== Work required ==
Your task is to print every entry below exactly as given.

== Data entries ==
━━━━━━━━━━━━━━━━
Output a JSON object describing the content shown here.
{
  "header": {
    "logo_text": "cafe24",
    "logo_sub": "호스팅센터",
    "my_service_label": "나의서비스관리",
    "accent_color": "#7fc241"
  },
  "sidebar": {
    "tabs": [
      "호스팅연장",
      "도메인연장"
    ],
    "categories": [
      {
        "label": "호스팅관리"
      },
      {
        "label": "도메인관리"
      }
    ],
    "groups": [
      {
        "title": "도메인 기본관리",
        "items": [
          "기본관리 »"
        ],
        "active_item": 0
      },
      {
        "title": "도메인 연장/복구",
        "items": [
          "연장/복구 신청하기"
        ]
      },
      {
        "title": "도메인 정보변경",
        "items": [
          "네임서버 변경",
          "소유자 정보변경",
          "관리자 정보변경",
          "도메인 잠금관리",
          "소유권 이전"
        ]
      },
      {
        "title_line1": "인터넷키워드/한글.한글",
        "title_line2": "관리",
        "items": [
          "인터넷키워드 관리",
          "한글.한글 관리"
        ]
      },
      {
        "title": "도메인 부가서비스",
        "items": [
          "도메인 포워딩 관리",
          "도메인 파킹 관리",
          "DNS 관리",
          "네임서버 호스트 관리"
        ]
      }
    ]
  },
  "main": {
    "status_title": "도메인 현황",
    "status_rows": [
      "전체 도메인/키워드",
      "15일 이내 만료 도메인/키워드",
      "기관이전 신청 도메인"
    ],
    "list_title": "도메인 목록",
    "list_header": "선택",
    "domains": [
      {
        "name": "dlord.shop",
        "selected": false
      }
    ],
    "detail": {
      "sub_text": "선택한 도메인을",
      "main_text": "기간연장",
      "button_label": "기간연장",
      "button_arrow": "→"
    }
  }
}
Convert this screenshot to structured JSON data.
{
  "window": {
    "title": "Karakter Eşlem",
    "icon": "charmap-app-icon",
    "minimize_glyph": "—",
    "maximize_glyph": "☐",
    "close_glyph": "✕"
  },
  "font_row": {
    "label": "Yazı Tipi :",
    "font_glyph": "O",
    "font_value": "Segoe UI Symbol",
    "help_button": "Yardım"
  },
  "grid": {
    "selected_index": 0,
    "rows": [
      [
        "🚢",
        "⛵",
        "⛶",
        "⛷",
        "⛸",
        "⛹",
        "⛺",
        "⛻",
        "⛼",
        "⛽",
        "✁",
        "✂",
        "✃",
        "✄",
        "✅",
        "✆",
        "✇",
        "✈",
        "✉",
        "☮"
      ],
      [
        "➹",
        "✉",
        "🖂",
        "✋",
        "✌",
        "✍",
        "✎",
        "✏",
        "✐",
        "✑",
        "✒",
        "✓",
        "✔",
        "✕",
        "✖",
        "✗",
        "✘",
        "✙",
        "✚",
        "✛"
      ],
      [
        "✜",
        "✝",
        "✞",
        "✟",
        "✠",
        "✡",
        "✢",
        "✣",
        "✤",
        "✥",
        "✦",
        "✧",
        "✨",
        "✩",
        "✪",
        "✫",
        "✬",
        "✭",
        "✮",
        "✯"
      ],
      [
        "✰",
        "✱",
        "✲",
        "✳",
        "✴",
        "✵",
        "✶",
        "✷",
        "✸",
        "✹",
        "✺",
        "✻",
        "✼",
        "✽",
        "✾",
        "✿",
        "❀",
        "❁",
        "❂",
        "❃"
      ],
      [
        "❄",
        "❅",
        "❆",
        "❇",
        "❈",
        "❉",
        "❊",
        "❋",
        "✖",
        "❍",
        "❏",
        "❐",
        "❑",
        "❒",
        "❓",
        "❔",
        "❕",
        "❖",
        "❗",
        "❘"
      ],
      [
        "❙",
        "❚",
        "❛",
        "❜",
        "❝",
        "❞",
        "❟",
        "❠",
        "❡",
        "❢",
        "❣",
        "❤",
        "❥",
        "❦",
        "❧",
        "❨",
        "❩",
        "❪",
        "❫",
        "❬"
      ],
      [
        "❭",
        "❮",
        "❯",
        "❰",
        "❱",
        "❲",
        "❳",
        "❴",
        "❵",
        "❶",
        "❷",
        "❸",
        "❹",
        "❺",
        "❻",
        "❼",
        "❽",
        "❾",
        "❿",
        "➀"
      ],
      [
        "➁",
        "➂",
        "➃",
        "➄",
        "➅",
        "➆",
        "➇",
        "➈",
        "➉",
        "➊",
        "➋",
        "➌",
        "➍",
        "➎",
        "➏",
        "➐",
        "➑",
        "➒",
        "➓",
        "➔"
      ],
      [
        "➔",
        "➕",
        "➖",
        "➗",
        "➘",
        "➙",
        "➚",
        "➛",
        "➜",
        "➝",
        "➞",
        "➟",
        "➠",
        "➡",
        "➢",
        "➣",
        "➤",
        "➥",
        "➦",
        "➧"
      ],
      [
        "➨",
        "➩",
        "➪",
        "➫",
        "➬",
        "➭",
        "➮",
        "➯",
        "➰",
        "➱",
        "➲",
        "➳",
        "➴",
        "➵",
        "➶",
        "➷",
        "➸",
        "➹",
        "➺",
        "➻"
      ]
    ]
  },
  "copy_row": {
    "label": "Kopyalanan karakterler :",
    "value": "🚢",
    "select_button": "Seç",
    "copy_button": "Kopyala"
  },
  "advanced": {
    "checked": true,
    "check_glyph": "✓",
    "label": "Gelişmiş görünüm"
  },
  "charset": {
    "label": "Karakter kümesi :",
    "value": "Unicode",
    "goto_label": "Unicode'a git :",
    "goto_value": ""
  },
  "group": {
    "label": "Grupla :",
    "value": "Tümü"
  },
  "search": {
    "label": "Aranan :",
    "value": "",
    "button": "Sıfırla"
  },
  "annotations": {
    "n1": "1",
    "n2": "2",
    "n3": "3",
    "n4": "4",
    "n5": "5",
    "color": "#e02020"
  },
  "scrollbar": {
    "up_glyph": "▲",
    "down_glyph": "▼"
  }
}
━━━━━━━━━━━━━━━━
== Correct answer ==
Output a JSON object describing the content shown here.
{
  "header": {
    "logo_text": "cafe24",
    "logo_sub": "호스팅센터",
    "my_service_label": "나의서비스관리",
    "accent_color": "#7fc241"
  },
  "sidebar": {
    "tabs": [
      "호스팅연장",
      "도메인연장"
    ],
    "categories": [
      {
        "label": "호스팅관리"
      },
      {
        "label": "도메인관리"
      }
    ],
    "groups": [
      {
        "title": "도메인 기본관리",
        "items": [
          "기본관리 »"
        ],
        "active_item": 0
      },
      {
        "title": "도메인 연장/복구",
        "items": [
          "연장/복구 신청하기"
        ]
      },
      {
        "title": "도메인 정보변경",
        "items": [
          "네임서버 변경",
          "소유자 정보변경",
          "관리자 정보변경",
          "도메인 잠금관리",
          "소유권 이전"
        ]
      },
      {
        "title_line1": "인터넷키워드/한글.한글",
        "title_line2": "관리",
        "items": [
          "인터넷키워드 관리",
          "한글.한글 관리"
        ]
      },
      {
        "title": "도메인 부가서비스",
        "items": [
          "도메인 포워딩 관리",
          "도메인 파킹 관리",
          "DNS 관리",
          "네임서버 호스트 관리"
        ]
      }
    ]
  },
  "main": {
    "status_title": "도메인 현황",
    "status_rows": [
      "전체 도메인/키워드",
      "15일 이내 만료 도메인/키워드",
      "기관이전 신청 도메인"
    ],
    "list_title": "도메인 목록",
    "list_header": "선택",
    "domains": [
      {
        "name": "dlord.shop",
        "selected": false
      }
    ],
    "detail": {
      "sub_text": "선택한 도메인을",
      "main_text": "기간연장",
      "button_label": "기간연장",
      "button_arrow": "→"
    }
  }
}
Convert this screenshot to structured JSON data.
{
  "window": {
    "title": "Karakter Eşlem",
    "icon": "charmap-app-icon",
    "minimize_glyph": "—",
    "maximize_glyph": "☐",
    "close_glyph": "✕"
  },
  "font_row": {
    "label": "Yazı Tipi :",
    "font_glyph": "O",
    "font_value": "Segoe UI Symbol",
    "help_button": "Yardım"
  },
  "grid": {
    "selected_index": 0,
    "rows": [
      [
        "🚢",
        "⛵",
        "⛶",
        "⛷",
        "⛸",
        "⛹",
        "⛺",
        "⛻",
        "⛼",
        "⛽",
        "✁",
        "✂",
        "✃",
        "✄",
        "✅",
        "✆",
        "✇",
        "✈",
        "✉",
        "☮"
      ],
      [
        "➹",
        "✉",
        "🖂",
        "✋",
        "✌",
        "✍",
        "✎",
        "✏",
        "✐",
        "✑",
        "✒",
        "✓",
        "✔",
        "✕",
        "✖",
        "✗",
        "✘",
        "✙",
        "✚",
        "✛"
      ],
      [
        "✜",
        "✝",
        "✞",
        "✟",
        "✠",
        "✡",
        "✢",
        "✣",
        "✤",
        "✥",
        "✦",
        "✧",
        "✨",
        "✩",
        "✪",
        "✫",
        "✬",
        "✭",
        "✮",
        "✯"
      ],
      [
        "✰",
        "✱",
        "✲",
        "✳",
        "✴",
        "✵",
        "✶",
        "✷",
        "✸",
        "✹",
        "✺",
        "✻",
        "✼",
        "✽",
        "✾",
        "✿",
        "❀",
        "❁",
        "❂",
        "❃"
      ],
      [
        "❄",
        "❅",
        "❆",
        "❇",
        "❈",
        "❉",
        "❊",
        "❋",
        "✖",
        "❍",
        "❏",
        "❐",
        "❑",
        "❒",
        "❓",
        "❔",
        "❕",
        "❖",
        "❗",
        "❘"
      ],
      [
        "❙",
        "❚",
        "❛",
        "❜",
        "❝",
        "❞",
        "❟",
        "❠",
        "❡",
        "❢",
        "❣",
        "❤",
        "❥",
        "❦",
        "❧",
        "❨",
        "❩",
        "❪",
        "❫",
        "❬"
      ],
      [
        "❭",
        "❮",
        "❯",
        "❰",
        "❱",
        "❲",
        "❳",
        "❴",
        "❵",
        "❶",
        "❷",
        "❸",
        "❹",
        "❺",
        "❻",
        "❼",
        "❽",
        "❾",
        "❿",
        "➀"
      ],
      [
        "➁",
        "➂",
        "➃",
        "➄",
        "➅",
        "➆",
        "➇",
        "➈",
        "➉",
        "➊",
        "➋",
        "➌",
        "➍",
        "➎",
        "➏",
        "➐",
        "➑",
        "➒",
        "➓",
        "➔"
      ],
      [
        "➔",
        "➕",
        "➖",
        "➗",
        "➘",
        "➙",
        "➚",
        "➛",
        "➜",
        "➝",
        "➞",
        "➟",
        "➠",
        "➡",
        "➢",
        "➣",
        "➤",
        "➥",
        "➦",
        "➧"
      ],
      [
        "➨",
        "➩",
        "➪",
        "➫",
        "➬",
        "➭",
        "➮",
        "➯",
        "➰",
        "➱",
        "➲",
        "➳",
        "➴",
        "➵",
        "➶",
        "➷",
        "➸",
        "➹",
        "➺",
        "➻"
      ]
    ]
  },
  "copy_row": {
    "label": "Kopyalanan karakterler :",
    "value": "🚢",
    "select_button": "Seç",
    "copy_button": "Kopyala"
  },
  "advanced": {
    "checked": true,
    "check_glyph": "✓",
    "label": "Gelişmiş görünüm"
  },
  "charset": {
    "label": "Karakter kümesi :",
    "value": "Unicode",
    "goto_label": "Unicode'a git :",
    "goto_value": ""
  },
  "group": {
    "label": "Grupla :",
    "value": "Tümü"
  },
  "search": {
    "label": "Aranan :",
    "value": "",
    "button": "Sıfırla"
  },
  "annotations": {
    "n1": "1",
    "n2": "2",
    "n3": "3",
    "n4": "4",
    "n5": "5",
    "color": "#e02020"
  },
  "scrollbar": {
    "up_glyph": "▲",
    "down_glyph": "▼"
  }
}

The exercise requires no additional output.